### WORK TO COMPLETE
Every line containing the string "name" should be returned from the records.

### EXERCISE DATA

________________

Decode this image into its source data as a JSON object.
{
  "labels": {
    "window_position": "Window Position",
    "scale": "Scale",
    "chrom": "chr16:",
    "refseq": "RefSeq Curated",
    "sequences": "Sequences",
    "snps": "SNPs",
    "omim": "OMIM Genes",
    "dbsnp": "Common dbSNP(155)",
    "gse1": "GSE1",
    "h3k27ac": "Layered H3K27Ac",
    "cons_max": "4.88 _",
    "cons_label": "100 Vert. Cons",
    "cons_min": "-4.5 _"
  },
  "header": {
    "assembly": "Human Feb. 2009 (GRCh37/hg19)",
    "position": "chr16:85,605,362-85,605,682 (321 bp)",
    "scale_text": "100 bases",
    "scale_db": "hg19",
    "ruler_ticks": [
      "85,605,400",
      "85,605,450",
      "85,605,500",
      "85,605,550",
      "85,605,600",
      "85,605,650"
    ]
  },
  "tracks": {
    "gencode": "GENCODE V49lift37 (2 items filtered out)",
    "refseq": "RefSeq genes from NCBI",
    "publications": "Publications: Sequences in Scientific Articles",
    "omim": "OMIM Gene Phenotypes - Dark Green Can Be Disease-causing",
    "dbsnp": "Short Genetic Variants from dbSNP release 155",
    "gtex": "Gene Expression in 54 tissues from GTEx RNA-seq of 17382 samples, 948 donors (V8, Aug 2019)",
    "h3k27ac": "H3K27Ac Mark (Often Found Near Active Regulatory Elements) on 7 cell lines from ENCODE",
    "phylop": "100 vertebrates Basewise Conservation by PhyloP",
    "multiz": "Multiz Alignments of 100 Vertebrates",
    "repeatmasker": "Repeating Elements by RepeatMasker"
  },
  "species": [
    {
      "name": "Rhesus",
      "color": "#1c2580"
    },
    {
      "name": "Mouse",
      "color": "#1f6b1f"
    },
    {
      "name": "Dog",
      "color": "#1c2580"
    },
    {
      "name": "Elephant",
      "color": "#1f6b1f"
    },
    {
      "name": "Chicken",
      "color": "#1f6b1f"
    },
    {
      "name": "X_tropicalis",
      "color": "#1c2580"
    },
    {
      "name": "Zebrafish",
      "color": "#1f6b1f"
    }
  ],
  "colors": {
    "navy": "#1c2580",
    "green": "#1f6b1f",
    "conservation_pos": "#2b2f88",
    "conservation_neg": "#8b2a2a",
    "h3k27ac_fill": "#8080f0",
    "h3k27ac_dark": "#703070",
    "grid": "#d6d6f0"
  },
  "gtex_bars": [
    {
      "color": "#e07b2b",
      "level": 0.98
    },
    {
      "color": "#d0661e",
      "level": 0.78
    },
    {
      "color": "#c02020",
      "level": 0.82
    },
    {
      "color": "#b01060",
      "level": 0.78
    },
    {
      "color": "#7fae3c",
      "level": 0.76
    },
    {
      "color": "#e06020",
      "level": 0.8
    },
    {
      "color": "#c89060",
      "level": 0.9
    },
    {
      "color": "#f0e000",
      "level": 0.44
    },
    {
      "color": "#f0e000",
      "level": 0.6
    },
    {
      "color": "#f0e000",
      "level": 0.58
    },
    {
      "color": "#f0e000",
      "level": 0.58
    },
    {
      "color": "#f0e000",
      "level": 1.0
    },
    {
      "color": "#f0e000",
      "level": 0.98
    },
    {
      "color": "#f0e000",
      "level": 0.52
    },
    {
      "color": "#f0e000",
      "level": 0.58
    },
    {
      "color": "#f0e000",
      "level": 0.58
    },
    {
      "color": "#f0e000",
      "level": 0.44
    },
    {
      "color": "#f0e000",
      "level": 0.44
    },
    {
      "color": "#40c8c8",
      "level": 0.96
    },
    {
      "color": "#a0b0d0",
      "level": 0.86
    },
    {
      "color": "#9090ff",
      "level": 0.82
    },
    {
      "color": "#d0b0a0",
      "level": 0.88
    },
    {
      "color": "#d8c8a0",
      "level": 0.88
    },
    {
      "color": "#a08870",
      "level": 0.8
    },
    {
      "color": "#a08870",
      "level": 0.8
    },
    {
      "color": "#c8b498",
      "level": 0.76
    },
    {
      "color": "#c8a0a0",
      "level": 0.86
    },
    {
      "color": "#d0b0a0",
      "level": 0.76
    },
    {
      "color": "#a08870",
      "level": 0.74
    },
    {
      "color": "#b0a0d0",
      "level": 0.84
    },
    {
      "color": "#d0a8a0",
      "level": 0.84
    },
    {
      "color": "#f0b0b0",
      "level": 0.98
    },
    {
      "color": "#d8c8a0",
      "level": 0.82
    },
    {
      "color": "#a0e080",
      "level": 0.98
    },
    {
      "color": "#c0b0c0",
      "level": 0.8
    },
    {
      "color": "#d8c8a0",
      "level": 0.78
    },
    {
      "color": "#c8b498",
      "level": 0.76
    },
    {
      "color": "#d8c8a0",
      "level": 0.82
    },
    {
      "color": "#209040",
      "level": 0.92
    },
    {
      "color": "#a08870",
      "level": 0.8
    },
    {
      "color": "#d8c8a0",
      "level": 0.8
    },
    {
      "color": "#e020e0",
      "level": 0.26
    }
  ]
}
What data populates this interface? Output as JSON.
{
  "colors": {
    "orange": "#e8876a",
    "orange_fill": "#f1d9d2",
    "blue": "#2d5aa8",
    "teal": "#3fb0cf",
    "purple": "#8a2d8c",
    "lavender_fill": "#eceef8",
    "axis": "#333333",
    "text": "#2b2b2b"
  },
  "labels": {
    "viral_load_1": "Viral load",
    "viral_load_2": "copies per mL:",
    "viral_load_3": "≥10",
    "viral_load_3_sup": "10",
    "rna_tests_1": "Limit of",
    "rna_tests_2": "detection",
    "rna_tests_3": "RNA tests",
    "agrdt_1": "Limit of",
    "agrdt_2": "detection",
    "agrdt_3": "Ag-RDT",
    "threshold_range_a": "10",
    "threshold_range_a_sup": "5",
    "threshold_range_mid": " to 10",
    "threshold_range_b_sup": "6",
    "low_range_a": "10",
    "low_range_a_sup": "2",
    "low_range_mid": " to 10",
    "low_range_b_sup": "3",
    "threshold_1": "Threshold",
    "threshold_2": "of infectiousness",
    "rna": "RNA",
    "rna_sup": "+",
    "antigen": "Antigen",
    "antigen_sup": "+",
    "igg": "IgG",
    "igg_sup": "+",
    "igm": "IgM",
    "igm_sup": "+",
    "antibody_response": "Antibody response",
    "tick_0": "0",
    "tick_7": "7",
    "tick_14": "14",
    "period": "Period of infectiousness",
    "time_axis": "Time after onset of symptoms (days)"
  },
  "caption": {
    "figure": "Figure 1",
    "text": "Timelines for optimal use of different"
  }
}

________________

### RESULT OF THE TASK
      "name": "Rhesus",
      "name": "Mouse",
      "name": "Dog",
      "name": "Elephant",
      "name": "Chicken",
      "name": "X_tropicalis",
      "name": "Zebrafish",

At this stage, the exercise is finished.